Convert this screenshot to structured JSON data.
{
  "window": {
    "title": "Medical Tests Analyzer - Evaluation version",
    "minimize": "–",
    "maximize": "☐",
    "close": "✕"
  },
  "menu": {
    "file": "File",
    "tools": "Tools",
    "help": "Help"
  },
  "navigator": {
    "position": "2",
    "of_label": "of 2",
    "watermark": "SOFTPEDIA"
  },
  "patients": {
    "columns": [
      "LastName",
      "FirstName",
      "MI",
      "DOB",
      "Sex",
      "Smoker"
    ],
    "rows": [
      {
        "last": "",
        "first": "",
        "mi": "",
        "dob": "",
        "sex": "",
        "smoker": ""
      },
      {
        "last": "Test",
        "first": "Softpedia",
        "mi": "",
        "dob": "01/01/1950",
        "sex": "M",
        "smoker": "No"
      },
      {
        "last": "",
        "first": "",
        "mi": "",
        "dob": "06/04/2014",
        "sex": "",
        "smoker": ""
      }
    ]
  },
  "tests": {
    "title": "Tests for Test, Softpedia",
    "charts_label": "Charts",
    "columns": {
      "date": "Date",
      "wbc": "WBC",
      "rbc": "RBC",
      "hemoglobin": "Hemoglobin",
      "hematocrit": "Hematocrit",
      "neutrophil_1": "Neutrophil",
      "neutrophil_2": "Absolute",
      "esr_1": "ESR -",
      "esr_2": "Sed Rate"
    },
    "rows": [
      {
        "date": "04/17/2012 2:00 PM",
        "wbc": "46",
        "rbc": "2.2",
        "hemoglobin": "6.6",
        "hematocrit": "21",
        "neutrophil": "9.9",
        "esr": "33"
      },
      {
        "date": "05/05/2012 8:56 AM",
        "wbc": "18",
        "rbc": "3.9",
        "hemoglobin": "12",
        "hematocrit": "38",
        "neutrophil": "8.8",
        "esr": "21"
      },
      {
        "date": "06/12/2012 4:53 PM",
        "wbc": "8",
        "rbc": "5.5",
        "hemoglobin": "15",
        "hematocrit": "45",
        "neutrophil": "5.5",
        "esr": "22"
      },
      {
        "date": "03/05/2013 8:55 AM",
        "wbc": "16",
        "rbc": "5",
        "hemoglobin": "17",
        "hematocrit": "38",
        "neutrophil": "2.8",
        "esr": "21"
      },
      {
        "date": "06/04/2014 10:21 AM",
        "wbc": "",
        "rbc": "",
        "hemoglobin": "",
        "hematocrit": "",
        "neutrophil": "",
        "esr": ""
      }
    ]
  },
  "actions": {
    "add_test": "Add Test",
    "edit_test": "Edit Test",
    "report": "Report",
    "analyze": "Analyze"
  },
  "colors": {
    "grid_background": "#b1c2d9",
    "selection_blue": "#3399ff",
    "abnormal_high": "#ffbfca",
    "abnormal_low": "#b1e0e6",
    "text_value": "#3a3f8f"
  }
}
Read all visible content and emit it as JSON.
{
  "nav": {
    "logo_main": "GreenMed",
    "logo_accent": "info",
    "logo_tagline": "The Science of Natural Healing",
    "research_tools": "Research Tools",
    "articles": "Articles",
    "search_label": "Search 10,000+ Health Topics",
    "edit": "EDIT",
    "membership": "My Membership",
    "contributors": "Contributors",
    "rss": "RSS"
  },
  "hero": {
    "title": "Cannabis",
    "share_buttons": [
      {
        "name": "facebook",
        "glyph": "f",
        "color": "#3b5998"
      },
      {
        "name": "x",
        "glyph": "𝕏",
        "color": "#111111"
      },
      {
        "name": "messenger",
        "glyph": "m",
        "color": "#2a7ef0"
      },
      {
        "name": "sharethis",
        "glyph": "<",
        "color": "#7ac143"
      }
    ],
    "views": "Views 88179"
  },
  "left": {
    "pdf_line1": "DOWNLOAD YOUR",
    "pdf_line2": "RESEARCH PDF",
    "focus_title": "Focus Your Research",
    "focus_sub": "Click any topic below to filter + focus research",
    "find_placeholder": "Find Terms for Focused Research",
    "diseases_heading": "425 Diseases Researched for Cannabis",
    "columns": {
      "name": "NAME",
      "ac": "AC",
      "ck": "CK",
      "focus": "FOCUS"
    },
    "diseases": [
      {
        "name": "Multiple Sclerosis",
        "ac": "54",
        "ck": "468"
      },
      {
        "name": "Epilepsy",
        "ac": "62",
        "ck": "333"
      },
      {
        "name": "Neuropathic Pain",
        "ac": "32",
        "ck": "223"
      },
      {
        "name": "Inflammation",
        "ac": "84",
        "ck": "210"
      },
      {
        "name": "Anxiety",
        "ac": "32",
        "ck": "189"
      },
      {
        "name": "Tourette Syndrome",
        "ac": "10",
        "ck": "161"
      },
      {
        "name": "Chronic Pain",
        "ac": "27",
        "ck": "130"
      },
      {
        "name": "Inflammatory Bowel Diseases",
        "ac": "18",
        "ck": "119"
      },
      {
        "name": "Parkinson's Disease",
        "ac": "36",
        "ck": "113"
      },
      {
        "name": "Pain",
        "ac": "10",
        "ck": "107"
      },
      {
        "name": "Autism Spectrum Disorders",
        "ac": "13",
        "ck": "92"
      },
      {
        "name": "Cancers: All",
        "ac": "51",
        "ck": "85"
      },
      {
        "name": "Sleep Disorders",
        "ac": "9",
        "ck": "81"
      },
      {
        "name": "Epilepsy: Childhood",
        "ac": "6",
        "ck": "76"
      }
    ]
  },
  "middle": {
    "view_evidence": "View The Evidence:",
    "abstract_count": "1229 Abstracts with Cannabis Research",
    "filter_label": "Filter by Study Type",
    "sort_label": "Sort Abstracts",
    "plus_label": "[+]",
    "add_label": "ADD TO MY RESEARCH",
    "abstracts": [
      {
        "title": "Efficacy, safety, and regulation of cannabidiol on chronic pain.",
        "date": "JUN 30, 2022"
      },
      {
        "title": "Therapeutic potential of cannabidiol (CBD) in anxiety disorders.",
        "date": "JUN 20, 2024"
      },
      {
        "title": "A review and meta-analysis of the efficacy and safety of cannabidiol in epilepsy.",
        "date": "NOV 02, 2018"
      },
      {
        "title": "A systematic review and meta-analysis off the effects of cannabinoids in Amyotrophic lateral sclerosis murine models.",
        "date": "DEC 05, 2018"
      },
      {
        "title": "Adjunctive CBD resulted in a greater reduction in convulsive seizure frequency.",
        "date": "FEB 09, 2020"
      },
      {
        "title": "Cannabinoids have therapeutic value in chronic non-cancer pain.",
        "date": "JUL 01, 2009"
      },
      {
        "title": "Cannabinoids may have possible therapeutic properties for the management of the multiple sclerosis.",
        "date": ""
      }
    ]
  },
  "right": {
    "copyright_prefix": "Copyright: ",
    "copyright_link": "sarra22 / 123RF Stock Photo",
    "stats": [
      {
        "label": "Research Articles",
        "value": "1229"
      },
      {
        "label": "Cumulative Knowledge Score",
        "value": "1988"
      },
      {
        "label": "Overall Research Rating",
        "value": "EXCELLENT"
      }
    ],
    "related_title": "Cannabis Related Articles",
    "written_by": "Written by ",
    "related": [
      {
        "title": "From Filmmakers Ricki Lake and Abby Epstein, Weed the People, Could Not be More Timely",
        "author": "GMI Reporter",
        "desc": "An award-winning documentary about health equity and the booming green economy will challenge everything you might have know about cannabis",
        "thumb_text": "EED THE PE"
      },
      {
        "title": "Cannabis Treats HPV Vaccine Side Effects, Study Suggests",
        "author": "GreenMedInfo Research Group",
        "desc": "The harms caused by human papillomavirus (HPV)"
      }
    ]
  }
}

> [Required action] Return the data in full, exactly as it appears above.

> [Response to the exercise]
Convert this screenshot to structured JSON data.
{
  "window": {
    "title": "Medical Tests Analyzer - Evaluation version",
    "minimize": "–",
    "maximize": "☐",
    "close": "✕"
  },
  "menu": {
    "file": "File",
    "tools": "Tools",
    "help": "Help"
  },
  "navigator": {
    "position": "2",
    "of_label": "of 2",
    "watermark": "SOFTPEDIA"
  },
  "patients": {
    "columns": [
      "LastName",
      "FirstName",
      "MI",
      "DOB",
      "Sex",
      "Smoker"
    ],
    "rows": [
      {
        "last": "",
        "first": "",
        "mi": "",
        "dob": "",
        "sex": "",
        "smoker": ""
      },
      {
        "last": "Test",
        "first": "Softpedia",
        "mi": "",
        "dob": "01/01/1950",
        "sex": "M",
        "smoker": "No"
      },
      {
        "last": "",
        "first": "",
        "mi": "",
        "dob": "06/04/2014",
        "sex": "",
        "smoker": ""
      }
    ]
  },
  "tests": {
    "title": "Tests for Test, Softpedia",
    "charts_label": "Charts",
    "columns": {
      "date": "Date",
      "wbc": "WBC",
      "rbc": "RBC",
      "hemoglobin": "Hemoglobin",
      "hematocrit": "Hematocrit",
      "neutrophil_1": "Neutrophil",
      "neutrophil_2": "Absolute",
      "esr_1": "ESR -",
      "esr_2": "Sed Rate"
    },
    "rows": [
      {
        "date": "04/17/2012 2:00 PM",
        "wbc": "46",
        "rbc": "2.2",
        "hemoglobin": "6.6",
        "hematocrit": "21",
        "neutrophil": "9.9",
        "esr": "33"
      },
      {
        "date": "05/05/2012 8:56 AM",
        "wbc": "18",
        "rbc": "3.9",
        "hemoglobin": "12",
        "hematocrit": "38",
        "neutrophil": "8.8",
        "esr": "21"
      },
      {
        "date": "06/12/2012 4:53 PM",
        "wbc": "8",
        "rbc": "5.5",
        "hemoglobin": "15",
        "hematocrit": "45",
        "neutrophil": "5.5",
        "esr": "22"
      },
      {
        "date": "03/05/2013 8:55 AM",
        "wbc": "16",
        "rbc": "5",
        "hemoglobin": "17",
        "hematocrit": "38",
        "neutrophil": "2.8",
        "esr": "21"
      },
      {
        "date": "06/04/2014 10:21 AM",
        "wbc": "",
        "rbc": "",
        "hemoglobin": "",
        "hematocrit": "",
        "neutrophil": "",
        "esr": ""
      }
    ]
  },
  "actions": {
    "add_test": "Add Test",
    "edit_test": "Edit Test",
    "report": "Report",
    "analyze": "Analyze"
  },
  "colors": {
    "grid_background": "#b1c2d9",
    "selection_blue": "#3399ff",
    "abnormal_high": "#ffbfca",
    "abnormal_low": "#b1e0e6",
    "text_value": "#3a3f8f"
  }
}
Read all visible content and emit it as JSON.
{
  "nav": {
    "logo_main": "GreenMed",
    "logo_accent": "info",
    "logo_tagline": "The Science of Natural Healing",
    "research_tools": "Research Tools",
    "articles": "Articles",
    "search_label": "Search 10,000+ Health Topics",
    "edit": "EDIT",
    "membership": "My Membership",
    "contributors": "Contributors",
    "rss": "RSS"
  },
  "hero": {
    "title": "Cannabis",
    "share_buttons": [
      {
        "name": "facebook",
        "glyph": "f",
        "color": "#3b5998"
      },
      {
        "name": "x",
        "glyph": "𝕏",
        "color": "#111111"
      },
      {
        "name": "messenger",
        "glyph": "m",
        "color": "#2a7ef0"
      },
      {
        "name": "sharethis",
        "glyph": "<",
        "color": "#7ac143"
      }
    ],
    "views": "Views 88179"
  },
  "left": {
    "pdf_line1": "DOWNLOAD YOUR",
    "pdf_line2": "RESEARCH PDF",
    "focus_title": "Focus Your Research",
    "focus_sub": "Click any topic below to filter + focus research",
    "find_placeholder": "Find Terms for Focused Research",
    "diseases_heading": "425 Diseases Researched for Cannabis",
    "columns": {
      "name": "NAME",
      "ac": "AC",
      "ck": "CK",
      "focus": "FOCUS"
    },
    "diseases": [
      {
        "name": "Multiple Sclerosis",
        "ac": "54",
        "ck": "468"
      },
      {
        "name": "Epilepsy",
        "ac": "62",
        "ck": "333"
      },
      {
        "name": "Neuropathic Pain",
        "ac": "32",
        "ck": "223"
      },
      {
        "name": "Inflammation",
        "ac": "84",
        "ck": "210"
      },
      {
        "name": "Anxiety",
        "ac": "32",
        "ck": "189"
      },
      {
        "name": "Tourette Syndrome",
        "ac": "10",
        "ck": "161"
      },
      {
        "name": "Chronic Pain",
        "ac": "27",
        "ck": "130"
      },
      {
        "name": "Inflammatory Bowel Diseases",
        "ac": "18",
        "ck": "119"
      },
      {
        "name": "Parkinson's Disease",
        "ac": "36",
        "ck": "113"
      },
      {
        "name": "Pain",
        "ac": "10",
        "ck": "107"
      },
      {
        "name": "Autism Spectrum Disorders",
        "ac": "13",
        "ck": "92"
      },
      {
        "name": "Cancers: All",
        "ac": "51",
        "ck": "85"
      },
      {
        "name": "Sleep Disorders",
        "ac": "9",
        "ck": "81"
      },
      {
        "name": "Epilepsy: Childhood",
        "ac": "6",
        "ck": "76"
      }
    ]
  },
  "middle": {
    "view_evidence": "View The Evidence:",
    "abstract_count": "1229 Abstracts with Cannabis Research",
    "filter_label": "Filter by Study Type",
    "sort_label": "Sort Abstracts",
    "plus_label": "[+]",
    "add_label": "ADD TO MY RESEARCH",
    "abstracts": [
      {
        "title": "Efficacy, safety, and regulation of cannabidiol on chronic pain.",
        "date": "JUN 30, 2022"
      },
      {
        "title": "Therapeutic potential of cannabidiol (CBD) in anxiety disorders.",
        "date": "JUN 20, 2024"
      },
      {
        "title": "A review and meta-analysis of the efficacy and safety of cannabidiol in epilepsy.",
        "date": "NOV 02, 2018"
      },
      {
        "title": "A systematic review and meta-analysis off the effects of cannabinoids in Amyotrophic lateral sclerosis murine models.",
        "date": "DEC 05, 2018"
      },
      {
        "title": "Adjunctive CBD resulted in a greater reduction in convulsive seizure frequency.",
        "date": "FEB 09, 2020"
      },
      {
        "title": "Cannabinoids have therapeutic value in chronic non-cancer pain.",
        "date": "JUL 01, 2009"
      },
      {
        "title": "Cannabinoids may have possible therapeutic properties for the management of the multiple sclerosis.",
        "date": ""
      }
    ]
  },
  "right": {
    "copyright_prefix": "Copyright: ",
    "copyright_link": "sarra22 / 123RF Stock Photo",
    "stats": [
      {
        "label": "Research Articles",
        "value": "1229"
      },
      {
        "label": "Cumulative Knowledge Score",
        "value": "1988"
      },
      {
        "label": "Overall Research Rating",
        "value": "EXCELLENT"
      }
    ],
    "related_title": "Cannabis Related Articles",
    "written_by": "Written by ",
    "related": [
      {
        "title": "From Filmmakers Ricki Lake and Abby Epstein, Weed the People, Could Not be More Timely",
        "author": "GMI Reporter",
        "desc": "An award-winning documentary about health equity and the booming green economy will challenge everything you might have know about cannabis",
        "thumb_text": "EED THE PE"
      },
      {
        "title": "Cannabis Treats HPV Vaccine Side Effects, Study Suggests",
        "author": "GreenMedInfo Research Group",
        "desc": "The harms caused by human papillomavirus (HPV)"
      }
    ]
  }
}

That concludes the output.